Rows from a dataset:

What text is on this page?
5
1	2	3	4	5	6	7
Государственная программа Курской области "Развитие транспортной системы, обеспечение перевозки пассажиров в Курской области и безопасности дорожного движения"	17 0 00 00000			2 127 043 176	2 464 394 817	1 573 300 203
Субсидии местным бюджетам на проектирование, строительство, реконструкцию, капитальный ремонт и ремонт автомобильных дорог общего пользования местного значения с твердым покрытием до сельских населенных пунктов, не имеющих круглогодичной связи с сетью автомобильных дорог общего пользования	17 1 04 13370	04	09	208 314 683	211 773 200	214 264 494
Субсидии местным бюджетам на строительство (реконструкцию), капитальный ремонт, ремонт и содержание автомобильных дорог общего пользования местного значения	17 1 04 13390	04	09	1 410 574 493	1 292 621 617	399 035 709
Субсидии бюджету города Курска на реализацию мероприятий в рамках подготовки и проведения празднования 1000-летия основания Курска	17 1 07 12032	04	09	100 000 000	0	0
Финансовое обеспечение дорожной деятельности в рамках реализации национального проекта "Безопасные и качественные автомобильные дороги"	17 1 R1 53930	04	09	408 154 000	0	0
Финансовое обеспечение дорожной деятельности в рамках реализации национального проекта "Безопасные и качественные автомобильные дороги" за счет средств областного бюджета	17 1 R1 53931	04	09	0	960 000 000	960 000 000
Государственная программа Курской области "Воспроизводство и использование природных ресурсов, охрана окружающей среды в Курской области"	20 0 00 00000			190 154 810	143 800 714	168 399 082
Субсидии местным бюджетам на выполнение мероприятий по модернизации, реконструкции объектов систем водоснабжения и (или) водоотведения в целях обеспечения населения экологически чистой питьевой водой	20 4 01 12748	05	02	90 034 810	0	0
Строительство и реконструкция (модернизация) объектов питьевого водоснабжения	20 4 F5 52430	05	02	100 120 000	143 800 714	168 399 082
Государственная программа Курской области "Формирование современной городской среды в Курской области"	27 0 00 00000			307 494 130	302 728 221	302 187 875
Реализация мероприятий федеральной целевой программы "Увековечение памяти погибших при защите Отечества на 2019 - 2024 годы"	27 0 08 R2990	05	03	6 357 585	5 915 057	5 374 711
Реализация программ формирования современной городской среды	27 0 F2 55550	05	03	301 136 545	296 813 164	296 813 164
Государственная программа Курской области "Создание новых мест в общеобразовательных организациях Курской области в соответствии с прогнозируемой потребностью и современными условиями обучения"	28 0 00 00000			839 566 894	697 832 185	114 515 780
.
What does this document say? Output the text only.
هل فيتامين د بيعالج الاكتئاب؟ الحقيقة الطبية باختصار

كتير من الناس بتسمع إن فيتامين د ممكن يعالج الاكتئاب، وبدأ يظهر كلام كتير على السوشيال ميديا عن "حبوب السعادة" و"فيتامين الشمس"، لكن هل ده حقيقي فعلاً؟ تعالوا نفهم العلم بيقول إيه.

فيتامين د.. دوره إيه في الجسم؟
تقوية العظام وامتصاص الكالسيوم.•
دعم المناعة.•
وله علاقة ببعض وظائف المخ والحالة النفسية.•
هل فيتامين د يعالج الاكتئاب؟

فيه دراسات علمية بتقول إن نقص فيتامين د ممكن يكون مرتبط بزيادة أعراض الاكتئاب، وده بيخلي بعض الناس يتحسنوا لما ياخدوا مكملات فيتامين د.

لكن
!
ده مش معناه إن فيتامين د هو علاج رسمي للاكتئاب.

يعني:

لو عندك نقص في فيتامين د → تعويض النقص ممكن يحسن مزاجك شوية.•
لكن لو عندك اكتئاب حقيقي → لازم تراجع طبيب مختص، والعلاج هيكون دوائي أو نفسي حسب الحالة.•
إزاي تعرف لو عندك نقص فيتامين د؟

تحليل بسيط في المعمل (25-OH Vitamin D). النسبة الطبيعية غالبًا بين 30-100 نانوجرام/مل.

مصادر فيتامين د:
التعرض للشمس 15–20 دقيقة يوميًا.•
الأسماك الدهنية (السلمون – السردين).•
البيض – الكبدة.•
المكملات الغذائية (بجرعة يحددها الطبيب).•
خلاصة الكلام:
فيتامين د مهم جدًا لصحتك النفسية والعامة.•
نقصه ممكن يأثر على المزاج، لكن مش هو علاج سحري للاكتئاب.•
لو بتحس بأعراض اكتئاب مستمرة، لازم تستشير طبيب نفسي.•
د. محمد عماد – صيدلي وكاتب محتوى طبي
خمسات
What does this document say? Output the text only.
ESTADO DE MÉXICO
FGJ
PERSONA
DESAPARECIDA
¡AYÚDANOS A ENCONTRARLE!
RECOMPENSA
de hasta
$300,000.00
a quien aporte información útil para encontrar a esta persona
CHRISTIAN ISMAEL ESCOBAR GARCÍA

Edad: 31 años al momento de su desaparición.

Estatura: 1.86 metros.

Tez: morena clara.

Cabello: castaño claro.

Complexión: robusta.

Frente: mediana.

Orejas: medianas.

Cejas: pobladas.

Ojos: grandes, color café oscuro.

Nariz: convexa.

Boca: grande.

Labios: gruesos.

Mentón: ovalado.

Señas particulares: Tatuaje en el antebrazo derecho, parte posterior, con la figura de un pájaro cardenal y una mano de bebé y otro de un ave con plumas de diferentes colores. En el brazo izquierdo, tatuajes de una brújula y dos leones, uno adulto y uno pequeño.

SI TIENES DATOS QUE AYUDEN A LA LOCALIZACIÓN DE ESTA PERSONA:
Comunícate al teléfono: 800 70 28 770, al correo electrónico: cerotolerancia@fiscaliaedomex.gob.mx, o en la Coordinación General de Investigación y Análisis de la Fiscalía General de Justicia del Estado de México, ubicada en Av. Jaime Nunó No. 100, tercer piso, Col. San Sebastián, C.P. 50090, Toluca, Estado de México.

◆ **Required work**: Pull out all lines from the listing that contain the string "للاكتئاب".

◆ **Result**:
ده مش معناه إن فيتامين د هو علاج رسمي للاكتئاب.
نقصه ممكن يأثر على المزاج، لكن مش هو علاج سحري للاكتئاب.•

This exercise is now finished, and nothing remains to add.